= Goal =
Give the number of lines that contain the string "Shield", please, and nothing else.

======== Input records ========

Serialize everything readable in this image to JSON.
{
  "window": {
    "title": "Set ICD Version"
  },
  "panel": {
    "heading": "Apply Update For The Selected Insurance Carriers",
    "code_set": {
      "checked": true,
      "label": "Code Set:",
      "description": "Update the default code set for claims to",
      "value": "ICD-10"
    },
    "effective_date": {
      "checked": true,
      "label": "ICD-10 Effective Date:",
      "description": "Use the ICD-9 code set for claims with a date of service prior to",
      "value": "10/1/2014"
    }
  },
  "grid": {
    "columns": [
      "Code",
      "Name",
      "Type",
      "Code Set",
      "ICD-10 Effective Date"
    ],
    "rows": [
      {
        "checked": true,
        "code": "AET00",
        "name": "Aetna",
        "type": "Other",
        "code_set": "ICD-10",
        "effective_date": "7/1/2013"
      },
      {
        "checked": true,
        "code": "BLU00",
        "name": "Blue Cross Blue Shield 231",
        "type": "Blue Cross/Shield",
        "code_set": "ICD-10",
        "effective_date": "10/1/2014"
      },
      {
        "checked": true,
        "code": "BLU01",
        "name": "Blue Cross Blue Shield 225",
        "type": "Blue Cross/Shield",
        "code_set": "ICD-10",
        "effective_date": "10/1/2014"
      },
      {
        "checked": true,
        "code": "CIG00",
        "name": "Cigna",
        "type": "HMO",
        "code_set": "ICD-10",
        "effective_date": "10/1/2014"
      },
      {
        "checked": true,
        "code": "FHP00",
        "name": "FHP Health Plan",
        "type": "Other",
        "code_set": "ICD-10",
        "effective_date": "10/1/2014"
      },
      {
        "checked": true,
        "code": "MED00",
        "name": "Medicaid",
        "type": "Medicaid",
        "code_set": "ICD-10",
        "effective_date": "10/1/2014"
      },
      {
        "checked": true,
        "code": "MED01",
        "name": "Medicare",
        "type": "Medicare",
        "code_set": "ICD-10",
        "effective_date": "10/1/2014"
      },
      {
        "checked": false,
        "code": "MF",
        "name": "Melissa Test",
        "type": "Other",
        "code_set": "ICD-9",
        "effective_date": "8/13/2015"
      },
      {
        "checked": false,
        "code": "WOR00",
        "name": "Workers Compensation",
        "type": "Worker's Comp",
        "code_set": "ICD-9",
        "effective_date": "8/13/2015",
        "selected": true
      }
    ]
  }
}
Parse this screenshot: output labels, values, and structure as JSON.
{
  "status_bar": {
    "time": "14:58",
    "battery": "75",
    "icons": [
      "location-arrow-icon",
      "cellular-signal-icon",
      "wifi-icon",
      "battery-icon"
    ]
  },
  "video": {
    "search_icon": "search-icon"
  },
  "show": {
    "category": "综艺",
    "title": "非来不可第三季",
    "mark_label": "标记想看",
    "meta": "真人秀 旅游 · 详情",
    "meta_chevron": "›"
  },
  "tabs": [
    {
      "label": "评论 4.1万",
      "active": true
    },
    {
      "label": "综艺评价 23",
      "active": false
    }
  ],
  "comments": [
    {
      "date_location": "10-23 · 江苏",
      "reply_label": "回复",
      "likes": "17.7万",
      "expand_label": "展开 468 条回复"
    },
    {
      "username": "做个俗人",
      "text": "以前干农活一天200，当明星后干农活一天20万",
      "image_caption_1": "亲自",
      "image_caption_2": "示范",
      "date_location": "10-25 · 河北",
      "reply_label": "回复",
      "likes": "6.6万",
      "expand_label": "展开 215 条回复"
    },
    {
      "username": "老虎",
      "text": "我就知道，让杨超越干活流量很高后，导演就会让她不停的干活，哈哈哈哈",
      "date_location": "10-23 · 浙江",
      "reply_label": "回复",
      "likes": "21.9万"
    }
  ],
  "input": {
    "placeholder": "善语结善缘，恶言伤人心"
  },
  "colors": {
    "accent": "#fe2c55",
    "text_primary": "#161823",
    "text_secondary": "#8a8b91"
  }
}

========

= Output of the exercise =
4